* _Exercise goal_:
Look through the listing and locate every line containing the word "anything"; copy those lines.

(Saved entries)
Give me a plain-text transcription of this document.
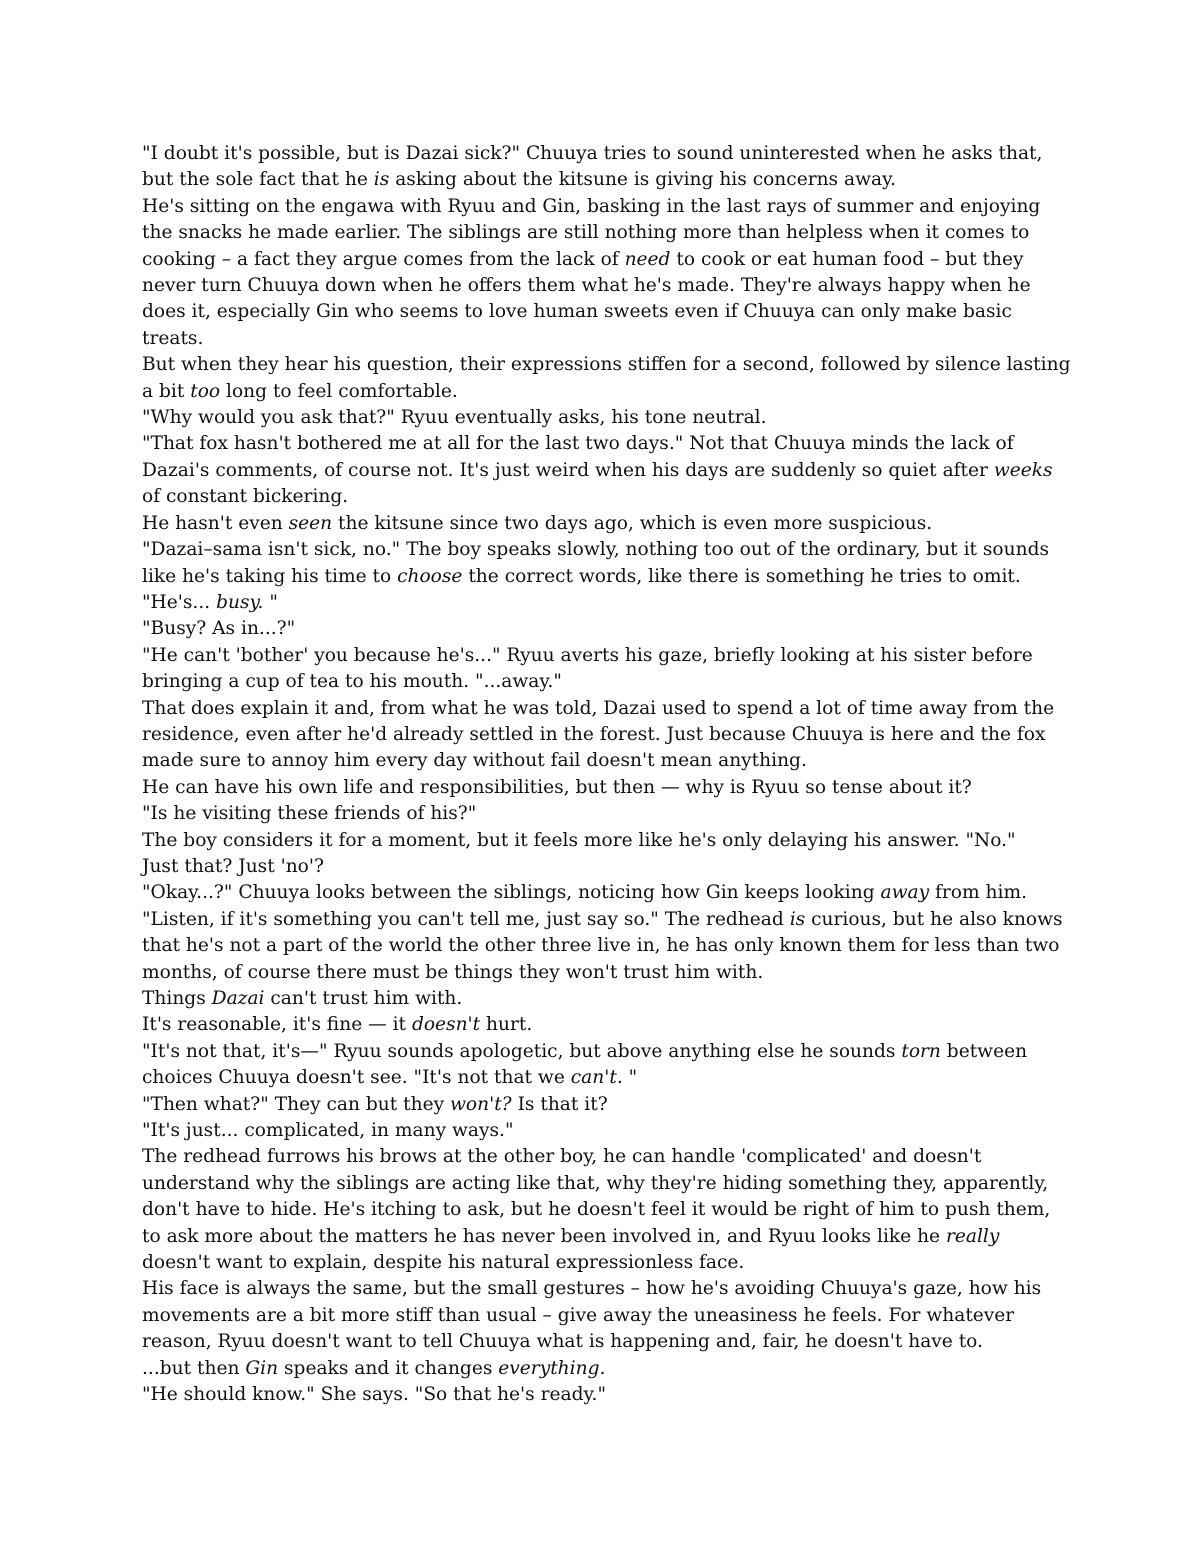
"I doubt it's possible, but is Dazai sick?" Chuuya tries to sound uninterested when he asks that, but the sole fact that he is asking about the kitsune is giving his concerns away.

He's sitting on the engawa with Ryuu and Gin, basking in the last rays of summer and enjoying the snacks he made earlier. The siblings are still nothing more than helpless when it comes to cooking – a fact they argue comes from the lack of need to cook or eat human food – but they never turn Chuuya down when he offers them what he's made. They're always happy when he does it, especially Gin who seems to love human sweets even if Chuuya can only make basic treats.

But when they hear his question, their expressions stiffen for a second, followed by silence lasting a bit too long to feel comfortable.

"Why would you ask that?" Ryuu eventually asks, his tone neutral.

"That fox hasn't bothered me at all for the last two days." Not that Chuuya minds the lack of Dazai's comments, of course not. It's just weird when his days are suddenly so quiet after weeks of constant bickering.

He hasn't even seen the kitsune since two days ago, which is even more suspicious.

"Dazai–sama isn't sick, no." The boy speaks slowly, nothing too out of the ordinary, but it sounds like he's taking his time to choose the correct words, like there is something he tries to omit. "He's... busy. "

"Busy? As in...?"

"He can't 'bother' you because he's..." Ryuu averts his gaze, briefly looking at his sister before bringing a cup of tea to his mouth. "...away."

That does explain it and, from what he was told, Dazai used to spend a lot of time away from the residence, even after he'd already settled in the forest. Just because Chuuya is here and the fox made sure to annoy him every day without fail doesn't mean anything.

He can have his own life and responsibilities, but then — why is Ryuu so tense about it?

"Is he visiting these friends of his?"

The boy considers it for a moment, but it feels more like he's only delaying his answer. "No."

Just that? Just 'no'?

"Okay...?" Chuuya looks between the siblings, noticing how Gin keeps looking away from him.

"Listen, if it's something you can't tell me, just say so." The redhead is curious, but he also knows that he's not a part of the world the other three live in, he has only known them for less than two months, of course there must be things they won't trust him with.

Things Dazai can't trust him with.

It's reasonable, it's fine — it doesn't hurt.

"It's not that, it's—" Ryuu sounds apologetic, but above anything else he sounds torn between choices Chuuya doesn't see. "It's not that we can't. "

"Then what?" They can but they won't? Is that it?

"It's just... complicated, in many ways."

The redhead furrows his brows at the other boy, he can handle 'complicated' and doesn't understand why the siblings are acting like that, why they're hiding something they, apparently, don't have to hide. He's itching to ask, but he doesn't feel it would be right of him to push them, to ask more about the matters he has never been involved in, and Ryuu looks like he really doesn't want to explain, despite his natural expressionless face.

His face is always the same, but the small gestures – how he's avoiding Chuuya's gaze, how his movements are a bit more stiff than usual – give away the uneasiness he feels. For whatever reason, Ryuu doesn't want to tell Chuuya what is happening and, fair, he doesn't have to.

...but then Gin speaks and it changes everything.

"He should know." She says. "So that he's ready."
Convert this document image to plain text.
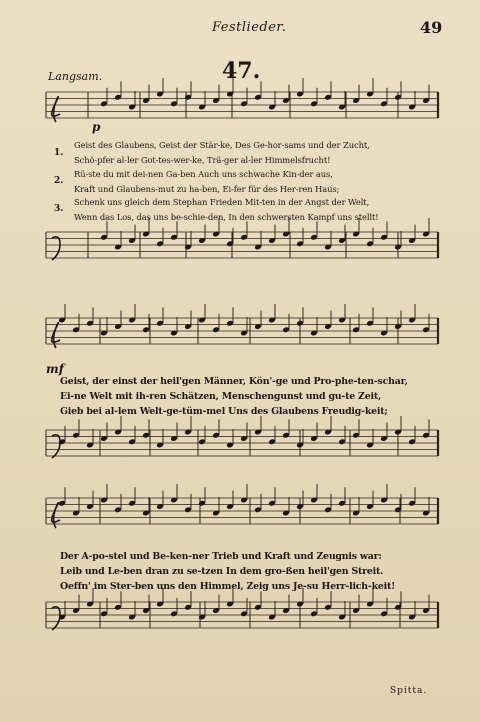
Festlieder.	49
47.
Langsam.
p
1.
Geist des Glaubens, Geist der Stär-ke, Des Ge-hor-sams und der Zucht,
Schö-pfer al-ler Got-tes-wer-ke, Trä-ger al-ler Himmelsfrucht!
2.
Rü-ste du mit dei-nen Ga-ben Auch uns schwache Kin-der aus,
Kraft und Glaubens-mut zu ha-ben, Ei-fer für des Her-ren Haus;
3.
Schenk uns gleich dem Stephan Frieden Mit-ten in der Angst der Welt,
Wenn das Los, das uns be-schie-den, In den schwersten Kampf uns stellt!
mf
Geist, der einst der heil'gen Männer, Kön'-ge und Pro-phe-ten-schar,
Ei-ne Welt mit ih-ren Schätzen, Menschengunst und gu-te Zeit,
Gieb bei al-lem Welt-ge-tüm-mel Uns des Glaubens Freudig-keit;
Der A-po-stel und Be-ken-ner Trieb und Kraft und Zeugnis war:
Leib und Le-ben dran zu se-tzen In dem gro-ßen heil'gen Streit.
Oeffn' im Ster-ben uns den Himmel, Zeig uns Je-su Herr-lich-keit!
Spitta.
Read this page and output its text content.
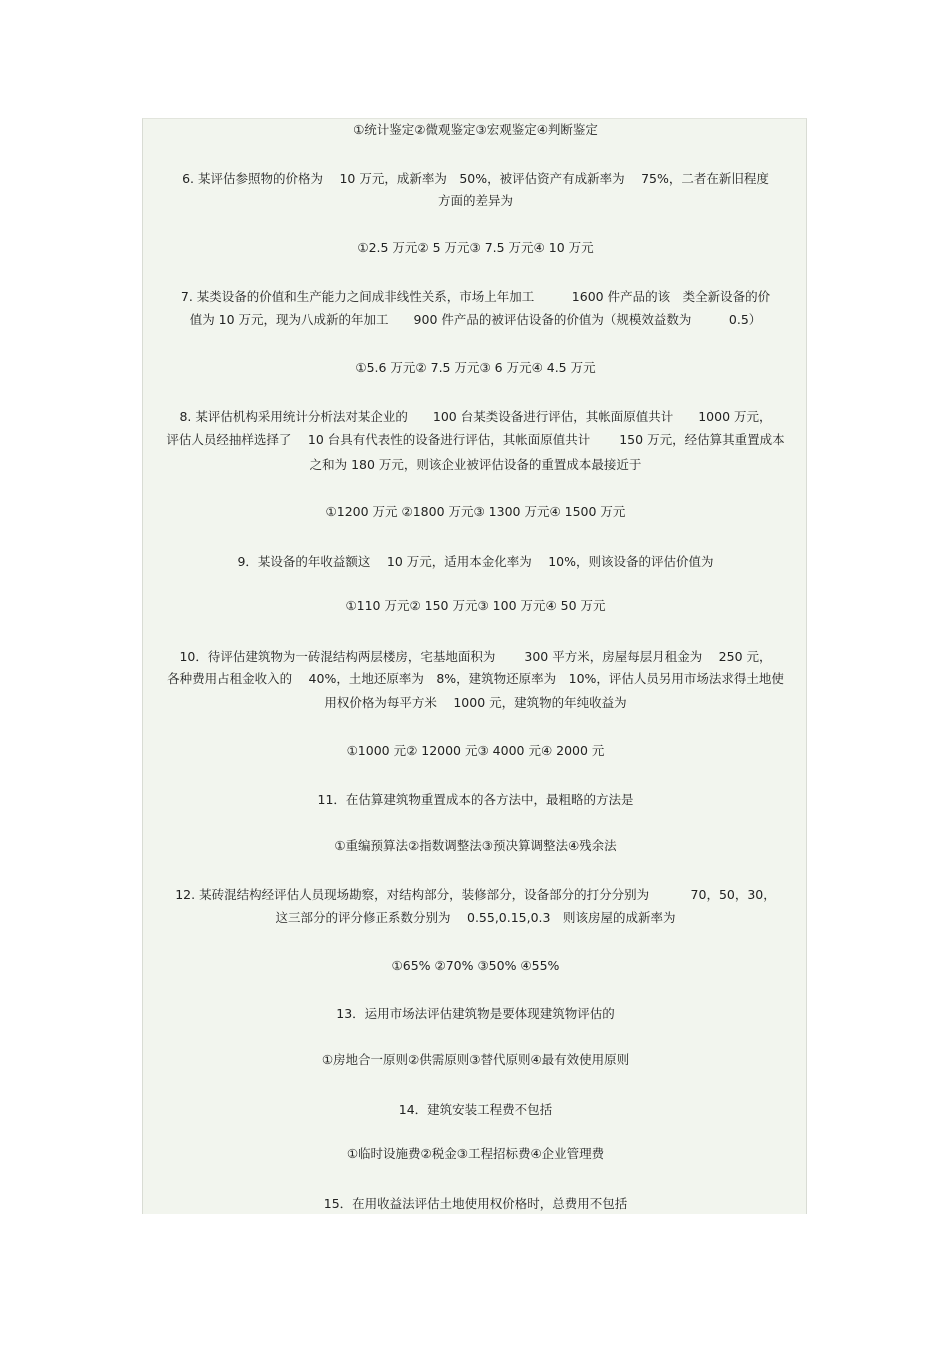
①统计鉴定②微观鉴定③宏观鉴定④判断鉴定
6. 某评估参照物的价格为　 10 万元，成新率为　50%，被评估资产有成新率为　 75%，二者在新旧程度
方面的差异为
①2.5 万元② 5 万元③ 7.5 万元④ 10 万元
7. 某类设备的价值和生产能力之间成非线性关系，市场上年加工　　　1600 件产品的该　类全新设备的价
值为 10 万元，现为八成新的年加工　　900 件产品的被评估设备的价值为（规模效益数为　　　0.5）
①5.6 万元② 7.5 万元③ 6 万元④ 4.5 万元
8. 某评估机构采用统计分析法对某企业的　　100 台某类设备进行评估，其帐面原值共计　　1000 万元，
评估人员经抽样选择了　 10 台具有代表性的设备进行评估，其帐面原值共计　　 150 万元，经估算其重置成本
之和为 180 万元，则该企业被评估设备的重置成本最接近于
①1200 万元 ②1800 万元③ 1300 万元④ 1500 万元
9．某设备的年收益额这　 10 万元，适用本金化率为　 10%，则该设备的评估价值为
①110 万元② 150 万元③ 100 万元④ 50 万元
10．待评估建筑物为一砖混结构两层楼房，宅基地面积为　　 300 平方米，房屋每层月租金为　 250 元，
各种费用占租金收入的　 40%，土地还原率为　8%，建筑物还原率为　10%，评估人员另用市场法求得土地使
用权价格为每平方米　 1000 元，建筑物的年纯收益为
①1000 元② 12000 元③ 4000 元④ 2000 元
11．在估算建筑物重置成本的各方法中，最粗略的方法是
①重编预算法②指数调整法③预决算调整法④残余法
12. 某砖混结构经评估人员现场勘察，对结构部分，装修部分，设备部分的打分分别为　　　 70，50，30，
这三部分的评分修正系数分别为　 0.55,0.15,0.3　则该房屋的成新率为
①65% ②70% ③50% ④55%
13．运用市场法评估建筑物是要体现建筑物评估的
①房地合一原则②供需原则③替代原则④最有效使用原则
14．建筑安装工程费不包括
①临时设施费②税金③工程招标费④企业管理费
15．在用收益法评估土地使用权价格时，总费用不包括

* _Completed exercise_:
That does explain it and, from what he was told, Dazai used to spend a lot of time away from the residence, even after he'd already settled in the forest. Just because Chuuya is here and the fox made sure to annoy him every day without fail doesn't mean anything.
"It's not that, it's—" Ryuu sounds apologetic, but above anything else he sounds torn between choices Chuuya doesn't see. "It's not that we can't. "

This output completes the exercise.